[TASK INSTRUCTIONS] Wherever the string "nawet" appears, copy the whole line.

-=-=-=-=-

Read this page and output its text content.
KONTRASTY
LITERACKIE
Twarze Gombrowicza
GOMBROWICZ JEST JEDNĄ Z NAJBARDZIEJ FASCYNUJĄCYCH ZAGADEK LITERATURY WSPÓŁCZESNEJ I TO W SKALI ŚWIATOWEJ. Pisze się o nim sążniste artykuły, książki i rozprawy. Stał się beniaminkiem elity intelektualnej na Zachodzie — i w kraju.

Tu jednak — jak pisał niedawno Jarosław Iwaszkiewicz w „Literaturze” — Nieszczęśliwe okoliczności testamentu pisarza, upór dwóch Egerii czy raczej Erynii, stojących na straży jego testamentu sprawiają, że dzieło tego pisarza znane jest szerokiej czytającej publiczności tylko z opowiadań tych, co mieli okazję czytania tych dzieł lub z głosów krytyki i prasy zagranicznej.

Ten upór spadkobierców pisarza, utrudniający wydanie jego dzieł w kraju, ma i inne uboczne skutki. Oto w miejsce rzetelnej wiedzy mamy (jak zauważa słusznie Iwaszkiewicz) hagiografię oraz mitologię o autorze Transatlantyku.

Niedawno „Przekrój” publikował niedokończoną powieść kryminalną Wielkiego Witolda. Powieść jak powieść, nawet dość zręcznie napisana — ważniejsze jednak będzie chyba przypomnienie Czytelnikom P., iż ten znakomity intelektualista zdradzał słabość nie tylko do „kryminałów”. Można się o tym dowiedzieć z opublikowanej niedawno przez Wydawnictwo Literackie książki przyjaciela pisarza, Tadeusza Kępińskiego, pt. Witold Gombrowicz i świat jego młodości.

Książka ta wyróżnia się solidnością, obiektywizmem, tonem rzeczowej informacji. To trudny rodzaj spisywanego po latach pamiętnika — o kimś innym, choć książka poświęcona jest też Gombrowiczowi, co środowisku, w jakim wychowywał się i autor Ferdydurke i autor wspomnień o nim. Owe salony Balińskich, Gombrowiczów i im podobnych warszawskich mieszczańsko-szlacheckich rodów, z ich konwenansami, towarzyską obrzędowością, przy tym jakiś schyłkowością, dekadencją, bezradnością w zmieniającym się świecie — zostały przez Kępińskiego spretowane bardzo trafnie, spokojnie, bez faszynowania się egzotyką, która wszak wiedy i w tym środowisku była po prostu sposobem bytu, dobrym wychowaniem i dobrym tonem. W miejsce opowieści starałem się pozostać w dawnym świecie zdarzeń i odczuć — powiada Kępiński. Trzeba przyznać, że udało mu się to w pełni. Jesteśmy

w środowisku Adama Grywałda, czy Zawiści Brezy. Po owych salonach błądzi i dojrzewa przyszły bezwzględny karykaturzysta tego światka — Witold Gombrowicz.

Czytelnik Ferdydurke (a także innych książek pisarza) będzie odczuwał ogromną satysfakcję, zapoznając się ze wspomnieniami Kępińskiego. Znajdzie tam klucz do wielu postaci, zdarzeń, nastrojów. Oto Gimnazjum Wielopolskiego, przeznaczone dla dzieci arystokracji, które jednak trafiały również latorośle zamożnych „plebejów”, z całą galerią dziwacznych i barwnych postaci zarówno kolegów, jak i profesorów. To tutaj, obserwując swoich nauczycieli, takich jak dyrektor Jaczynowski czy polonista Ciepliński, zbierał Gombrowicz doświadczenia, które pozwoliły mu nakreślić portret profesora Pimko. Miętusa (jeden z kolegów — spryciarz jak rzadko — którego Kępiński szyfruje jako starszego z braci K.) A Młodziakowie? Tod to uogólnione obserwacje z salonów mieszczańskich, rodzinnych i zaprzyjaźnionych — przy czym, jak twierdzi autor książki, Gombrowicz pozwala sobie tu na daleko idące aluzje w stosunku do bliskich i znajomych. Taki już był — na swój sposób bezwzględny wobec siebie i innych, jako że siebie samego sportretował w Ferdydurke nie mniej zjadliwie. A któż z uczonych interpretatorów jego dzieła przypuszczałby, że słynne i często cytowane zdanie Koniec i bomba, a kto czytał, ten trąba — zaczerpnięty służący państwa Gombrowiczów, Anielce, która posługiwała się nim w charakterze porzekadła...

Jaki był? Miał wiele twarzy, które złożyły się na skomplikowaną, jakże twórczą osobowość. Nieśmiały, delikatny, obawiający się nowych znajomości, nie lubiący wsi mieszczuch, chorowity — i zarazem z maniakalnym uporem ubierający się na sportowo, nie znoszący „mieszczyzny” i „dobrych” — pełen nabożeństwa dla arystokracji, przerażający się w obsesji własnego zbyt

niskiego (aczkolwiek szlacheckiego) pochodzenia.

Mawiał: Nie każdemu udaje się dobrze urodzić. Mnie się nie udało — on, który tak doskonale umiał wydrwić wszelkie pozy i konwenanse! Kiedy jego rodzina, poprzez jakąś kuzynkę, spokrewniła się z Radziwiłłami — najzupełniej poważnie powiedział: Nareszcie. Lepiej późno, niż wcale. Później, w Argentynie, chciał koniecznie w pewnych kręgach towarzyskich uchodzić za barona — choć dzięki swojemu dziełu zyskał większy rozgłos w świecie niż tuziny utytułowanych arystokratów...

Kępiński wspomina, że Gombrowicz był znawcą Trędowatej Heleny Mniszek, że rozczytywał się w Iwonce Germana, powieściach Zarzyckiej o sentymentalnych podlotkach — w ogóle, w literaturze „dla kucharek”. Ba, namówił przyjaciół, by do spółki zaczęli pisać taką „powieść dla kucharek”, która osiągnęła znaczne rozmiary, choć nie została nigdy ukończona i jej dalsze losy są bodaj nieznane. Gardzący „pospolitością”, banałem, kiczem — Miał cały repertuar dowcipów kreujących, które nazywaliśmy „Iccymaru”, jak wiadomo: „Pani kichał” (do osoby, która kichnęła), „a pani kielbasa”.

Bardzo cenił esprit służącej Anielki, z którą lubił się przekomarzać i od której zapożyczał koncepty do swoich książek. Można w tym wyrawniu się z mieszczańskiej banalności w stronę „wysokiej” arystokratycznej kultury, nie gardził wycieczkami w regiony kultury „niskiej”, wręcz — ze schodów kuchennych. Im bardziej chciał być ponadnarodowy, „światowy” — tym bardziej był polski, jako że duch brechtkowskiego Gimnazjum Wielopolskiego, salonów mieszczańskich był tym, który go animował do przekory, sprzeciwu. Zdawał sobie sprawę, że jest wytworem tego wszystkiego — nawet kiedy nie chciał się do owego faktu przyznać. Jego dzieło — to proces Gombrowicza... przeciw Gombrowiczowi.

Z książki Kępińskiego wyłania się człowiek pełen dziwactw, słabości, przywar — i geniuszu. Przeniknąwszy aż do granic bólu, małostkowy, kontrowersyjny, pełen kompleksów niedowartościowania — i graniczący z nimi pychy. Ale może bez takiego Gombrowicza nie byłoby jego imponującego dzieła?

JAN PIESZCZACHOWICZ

-=-=-=-=-

[THE RESPONSE]
Niedawno „Przekrój” publikował niedokończoną powieść kryminalną Wielkiego Witolda. Powieść jak powieść, nawet dość zręcznie napisana — ważniejsze jednak będzie chyba przypomnienie Czytelnikom P., iż ten znakomity intelektualista zdradzał słabość nie tylko do „kryminałów”. Można się o tym dowiedzieć z opublikowanej niedawno przez Wydawnictwo Literackie książki przyjaciela pisarza, Tadeusza Kępińskiego, pt. Witold Gombrowicz i świat jego młodości.
Bardzo cenił esprit służącej Anielki, z którą lubił się przekomarzać i od której zapożyczał koncepty do swoich książek. Można w tym wyrawniu się z mieszczańskiej banalności w stronę „wysokiej” arystokratycznej kultury, nie gardził wycieczkami w regiony kultury „niskiej”, wręcz — ze schodów kuchennych. Im bardziej chciał być ponadnarodowy, „światowy” — tym bardziej był polski, jako że duch brechtkowskiego Gimnazjum Wielopolskiego, salonów mieszczańskich był tym, który go animował do przekory, sprzeciwu. Zdawał sobie sprawę, że jest wytworem tego wszystkiego — nawet kiedy nie chciał się do owego faktu przyznać. Jego dzieło — to proces Gombrowicza... przeciw Gombrowiczowi.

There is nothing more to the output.